INPUT DATA:
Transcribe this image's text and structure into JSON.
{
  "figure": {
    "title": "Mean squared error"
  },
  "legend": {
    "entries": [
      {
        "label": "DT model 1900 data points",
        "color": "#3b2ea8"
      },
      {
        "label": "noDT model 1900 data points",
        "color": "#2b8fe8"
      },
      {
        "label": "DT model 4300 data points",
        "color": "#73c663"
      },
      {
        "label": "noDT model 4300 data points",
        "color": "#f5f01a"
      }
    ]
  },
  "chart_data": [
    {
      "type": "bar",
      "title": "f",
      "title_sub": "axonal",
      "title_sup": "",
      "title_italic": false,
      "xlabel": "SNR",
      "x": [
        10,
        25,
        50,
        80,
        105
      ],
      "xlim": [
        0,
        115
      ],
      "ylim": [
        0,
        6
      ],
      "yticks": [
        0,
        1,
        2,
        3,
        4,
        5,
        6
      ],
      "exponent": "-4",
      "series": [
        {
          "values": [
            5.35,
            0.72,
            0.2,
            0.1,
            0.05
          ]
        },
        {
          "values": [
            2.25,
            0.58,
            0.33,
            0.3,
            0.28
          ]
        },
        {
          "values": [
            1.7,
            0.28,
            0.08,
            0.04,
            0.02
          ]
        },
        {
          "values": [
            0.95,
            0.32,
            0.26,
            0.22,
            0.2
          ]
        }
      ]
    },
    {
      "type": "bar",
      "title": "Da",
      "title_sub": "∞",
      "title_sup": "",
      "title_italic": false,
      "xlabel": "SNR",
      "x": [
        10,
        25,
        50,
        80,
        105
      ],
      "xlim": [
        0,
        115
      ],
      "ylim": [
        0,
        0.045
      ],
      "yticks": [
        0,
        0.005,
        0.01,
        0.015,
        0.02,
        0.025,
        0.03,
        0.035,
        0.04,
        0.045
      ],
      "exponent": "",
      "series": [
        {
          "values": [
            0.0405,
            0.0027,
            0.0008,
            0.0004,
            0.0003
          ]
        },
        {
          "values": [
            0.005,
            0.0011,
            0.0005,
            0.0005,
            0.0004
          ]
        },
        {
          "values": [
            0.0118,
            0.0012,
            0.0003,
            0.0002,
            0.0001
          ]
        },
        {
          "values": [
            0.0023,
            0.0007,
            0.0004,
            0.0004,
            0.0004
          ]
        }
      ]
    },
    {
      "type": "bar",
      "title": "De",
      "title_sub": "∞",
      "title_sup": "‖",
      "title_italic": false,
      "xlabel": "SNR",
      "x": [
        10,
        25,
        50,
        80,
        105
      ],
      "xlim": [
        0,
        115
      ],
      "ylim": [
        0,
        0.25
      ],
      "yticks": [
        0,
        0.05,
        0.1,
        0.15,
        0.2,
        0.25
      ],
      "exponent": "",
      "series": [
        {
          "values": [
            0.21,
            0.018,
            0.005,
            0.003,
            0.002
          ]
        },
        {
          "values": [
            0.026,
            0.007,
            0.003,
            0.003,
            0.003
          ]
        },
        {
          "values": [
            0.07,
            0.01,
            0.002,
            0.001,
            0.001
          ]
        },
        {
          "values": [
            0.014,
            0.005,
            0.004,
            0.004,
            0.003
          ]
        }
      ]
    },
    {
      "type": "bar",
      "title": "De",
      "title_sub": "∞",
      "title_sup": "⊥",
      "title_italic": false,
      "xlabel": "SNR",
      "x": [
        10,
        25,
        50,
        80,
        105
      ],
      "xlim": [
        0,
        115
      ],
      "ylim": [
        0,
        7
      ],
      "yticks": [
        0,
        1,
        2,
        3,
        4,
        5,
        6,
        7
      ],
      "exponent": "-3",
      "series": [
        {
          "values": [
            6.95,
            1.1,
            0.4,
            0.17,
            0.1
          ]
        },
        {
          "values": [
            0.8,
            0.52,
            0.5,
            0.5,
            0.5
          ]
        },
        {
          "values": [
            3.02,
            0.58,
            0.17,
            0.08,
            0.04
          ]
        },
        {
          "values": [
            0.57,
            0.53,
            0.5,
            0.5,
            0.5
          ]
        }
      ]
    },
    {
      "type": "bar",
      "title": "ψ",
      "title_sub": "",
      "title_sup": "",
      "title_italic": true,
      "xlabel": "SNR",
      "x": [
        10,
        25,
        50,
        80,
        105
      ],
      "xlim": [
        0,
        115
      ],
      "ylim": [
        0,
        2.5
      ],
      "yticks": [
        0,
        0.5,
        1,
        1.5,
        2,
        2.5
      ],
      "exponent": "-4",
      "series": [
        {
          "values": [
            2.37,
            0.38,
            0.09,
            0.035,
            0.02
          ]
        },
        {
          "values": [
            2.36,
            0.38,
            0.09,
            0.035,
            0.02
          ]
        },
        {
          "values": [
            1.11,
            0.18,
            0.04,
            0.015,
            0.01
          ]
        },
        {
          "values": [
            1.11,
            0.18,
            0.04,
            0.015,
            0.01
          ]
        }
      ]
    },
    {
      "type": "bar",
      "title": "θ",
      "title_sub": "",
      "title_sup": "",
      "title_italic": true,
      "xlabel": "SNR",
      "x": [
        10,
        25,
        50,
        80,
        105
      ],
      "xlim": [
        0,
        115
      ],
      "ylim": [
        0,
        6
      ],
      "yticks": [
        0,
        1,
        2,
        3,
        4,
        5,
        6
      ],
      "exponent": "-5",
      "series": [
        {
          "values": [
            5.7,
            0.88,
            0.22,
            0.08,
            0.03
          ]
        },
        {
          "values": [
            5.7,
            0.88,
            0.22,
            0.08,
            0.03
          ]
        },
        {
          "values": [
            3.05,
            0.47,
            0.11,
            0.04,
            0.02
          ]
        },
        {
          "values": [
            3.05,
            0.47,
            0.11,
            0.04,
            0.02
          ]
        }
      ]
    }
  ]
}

DIRECTIVE: Each line that has the word "model" should be copied.

COMPLETED TASK:
        "label": "DT model 1900 data points",
        "label": "noDT model 1900 data points",
        "label": "DT model 4300 data points",
        "label": "noDT model 4300 data points",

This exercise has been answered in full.